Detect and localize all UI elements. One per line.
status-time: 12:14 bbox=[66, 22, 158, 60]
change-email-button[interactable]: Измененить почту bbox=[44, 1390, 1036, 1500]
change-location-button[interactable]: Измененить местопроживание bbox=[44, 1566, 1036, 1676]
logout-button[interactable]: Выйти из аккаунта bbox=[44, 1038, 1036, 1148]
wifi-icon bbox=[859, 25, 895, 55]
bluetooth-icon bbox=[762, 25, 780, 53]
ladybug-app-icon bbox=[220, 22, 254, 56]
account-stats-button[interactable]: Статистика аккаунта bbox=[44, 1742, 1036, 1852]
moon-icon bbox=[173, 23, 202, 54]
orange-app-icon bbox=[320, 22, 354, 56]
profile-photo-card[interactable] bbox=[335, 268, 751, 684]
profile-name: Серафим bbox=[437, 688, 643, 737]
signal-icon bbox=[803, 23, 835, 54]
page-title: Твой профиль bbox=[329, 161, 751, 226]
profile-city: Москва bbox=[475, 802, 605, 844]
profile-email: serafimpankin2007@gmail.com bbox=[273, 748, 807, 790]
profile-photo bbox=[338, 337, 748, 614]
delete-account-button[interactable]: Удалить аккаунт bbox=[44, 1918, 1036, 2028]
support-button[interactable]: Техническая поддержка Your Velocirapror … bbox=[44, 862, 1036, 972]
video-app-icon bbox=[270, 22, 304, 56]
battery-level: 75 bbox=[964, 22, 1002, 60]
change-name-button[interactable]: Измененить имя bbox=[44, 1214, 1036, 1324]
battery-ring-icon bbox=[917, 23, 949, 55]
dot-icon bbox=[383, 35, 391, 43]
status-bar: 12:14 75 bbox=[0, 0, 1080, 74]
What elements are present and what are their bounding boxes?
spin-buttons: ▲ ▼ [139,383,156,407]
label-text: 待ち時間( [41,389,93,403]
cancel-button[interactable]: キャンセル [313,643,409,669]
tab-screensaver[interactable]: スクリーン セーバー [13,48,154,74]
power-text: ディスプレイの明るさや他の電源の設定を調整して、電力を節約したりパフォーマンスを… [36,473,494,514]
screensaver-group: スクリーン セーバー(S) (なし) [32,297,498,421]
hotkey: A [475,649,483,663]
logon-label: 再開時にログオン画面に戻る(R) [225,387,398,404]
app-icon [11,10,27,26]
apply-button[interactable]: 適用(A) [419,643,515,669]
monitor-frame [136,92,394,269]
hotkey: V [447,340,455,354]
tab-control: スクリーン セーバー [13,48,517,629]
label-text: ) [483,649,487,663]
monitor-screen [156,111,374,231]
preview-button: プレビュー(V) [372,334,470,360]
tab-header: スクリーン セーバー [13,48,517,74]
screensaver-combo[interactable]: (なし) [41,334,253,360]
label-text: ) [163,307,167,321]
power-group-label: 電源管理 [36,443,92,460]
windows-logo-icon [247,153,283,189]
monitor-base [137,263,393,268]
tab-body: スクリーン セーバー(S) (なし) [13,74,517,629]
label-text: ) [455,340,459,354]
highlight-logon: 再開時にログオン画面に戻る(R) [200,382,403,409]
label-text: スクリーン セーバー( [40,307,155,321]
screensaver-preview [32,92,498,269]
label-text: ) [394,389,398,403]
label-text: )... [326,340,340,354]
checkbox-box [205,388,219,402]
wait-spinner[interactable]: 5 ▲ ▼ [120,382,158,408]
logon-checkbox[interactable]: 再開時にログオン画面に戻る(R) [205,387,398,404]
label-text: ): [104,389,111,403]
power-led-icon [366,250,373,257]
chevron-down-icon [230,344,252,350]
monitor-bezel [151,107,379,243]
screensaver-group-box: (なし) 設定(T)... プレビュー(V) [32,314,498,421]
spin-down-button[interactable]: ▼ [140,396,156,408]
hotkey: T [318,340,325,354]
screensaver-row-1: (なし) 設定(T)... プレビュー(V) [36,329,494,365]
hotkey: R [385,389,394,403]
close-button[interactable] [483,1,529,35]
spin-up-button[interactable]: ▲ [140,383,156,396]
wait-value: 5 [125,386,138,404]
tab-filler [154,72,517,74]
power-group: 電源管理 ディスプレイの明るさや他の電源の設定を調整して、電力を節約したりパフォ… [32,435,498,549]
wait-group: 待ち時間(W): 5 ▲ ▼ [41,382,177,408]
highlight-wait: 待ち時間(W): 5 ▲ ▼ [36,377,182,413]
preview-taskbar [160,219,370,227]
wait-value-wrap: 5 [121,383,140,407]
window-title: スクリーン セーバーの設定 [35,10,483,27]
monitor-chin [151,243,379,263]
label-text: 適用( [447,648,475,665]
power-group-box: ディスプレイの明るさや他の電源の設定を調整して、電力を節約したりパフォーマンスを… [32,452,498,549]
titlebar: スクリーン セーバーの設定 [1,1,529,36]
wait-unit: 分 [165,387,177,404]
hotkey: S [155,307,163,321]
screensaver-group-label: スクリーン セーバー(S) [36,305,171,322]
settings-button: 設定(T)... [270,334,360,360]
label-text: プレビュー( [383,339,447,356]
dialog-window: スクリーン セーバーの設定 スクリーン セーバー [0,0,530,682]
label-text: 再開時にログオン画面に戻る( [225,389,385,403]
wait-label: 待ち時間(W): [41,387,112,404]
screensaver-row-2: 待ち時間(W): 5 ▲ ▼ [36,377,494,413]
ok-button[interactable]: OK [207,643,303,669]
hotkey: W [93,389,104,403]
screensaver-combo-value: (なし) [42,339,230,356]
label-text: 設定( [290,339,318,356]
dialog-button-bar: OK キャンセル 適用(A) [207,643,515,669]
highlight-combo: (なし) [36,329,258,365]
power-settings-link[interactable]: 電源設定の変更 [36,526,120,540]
- - - - - - -
What the task asks | Please reproduce word for word the listing from its first line up to and including the line containing "profile-photo-card[interactable] bbox=[335, 268, 751, 684]".

Output below |
Detect and localize all UI elements. One per line.
status-time: 12:14 bbox=[66, 22, 158, 60]
change-email-button[interactable]: Измененить почту bbox=[44, 1390, 1036, 1500]
change-location-button[interactable]: Измененить местопроживание bbox=[44, 1566, 1036, 1676]
logout-button[interactable]: Выйти из аккаунта bbox=[44, 1038, 1036, 1148]
wifi-icon bbox=[859, 25, 895, 55]
bluetooth-icon bbox=[762, 25, 780, 53]
ladybug-app-icon bbox=[220, 22, 254, 56]
account-stats-button[interactable]: Статистика аккаунта bbox=[44, 1742, 1036, 1852]
moon-icon bbox=[173, 23, 202, 54]
orange-app-icon bbox=[320, 22, 354, 56]
profile-photo-card[interactable] bbox=[335, 268, 751, 684]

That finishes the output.